WHAT YOU SHOULD DO
Read through the data and report every line in which the word "this" occurs.
§
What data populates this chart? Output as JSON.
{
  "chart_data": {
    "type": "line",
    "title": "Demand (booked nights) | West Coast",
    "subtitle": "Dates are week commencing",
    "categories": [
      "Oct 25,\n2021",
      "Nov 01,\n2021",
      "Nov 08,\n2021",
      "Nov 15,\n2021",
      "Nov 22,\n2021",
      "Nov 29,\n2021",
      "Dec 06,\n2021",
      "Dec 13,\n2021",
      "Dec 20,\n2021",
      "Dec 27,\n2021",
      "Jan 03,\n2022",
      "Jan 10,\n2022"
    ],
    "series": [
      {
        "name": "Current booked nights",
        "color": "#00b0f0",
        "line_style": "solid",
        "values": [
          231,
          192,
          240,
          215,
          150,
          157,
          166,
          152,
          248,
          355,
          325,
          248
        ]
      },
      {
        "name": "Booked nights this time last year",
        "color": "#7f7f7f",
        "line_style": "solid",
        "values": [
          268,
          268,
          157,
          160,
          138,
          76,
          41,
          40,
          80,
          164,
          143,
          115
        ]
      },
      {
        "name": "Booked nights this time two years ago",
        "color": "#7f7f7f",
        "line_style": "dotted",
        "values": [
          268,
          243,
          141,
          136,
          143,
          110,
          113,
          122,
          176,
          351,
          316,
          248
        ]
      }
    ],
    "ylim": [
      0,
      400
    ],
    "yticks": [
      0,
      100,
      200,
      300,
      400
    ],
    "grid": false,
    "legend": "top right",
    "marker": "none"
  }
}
§
RESULT BELOW
What data populates this chart? Output as JSON.
        "name": "Booked nights this time last year",
        "name": "Booked nights this time two years ago",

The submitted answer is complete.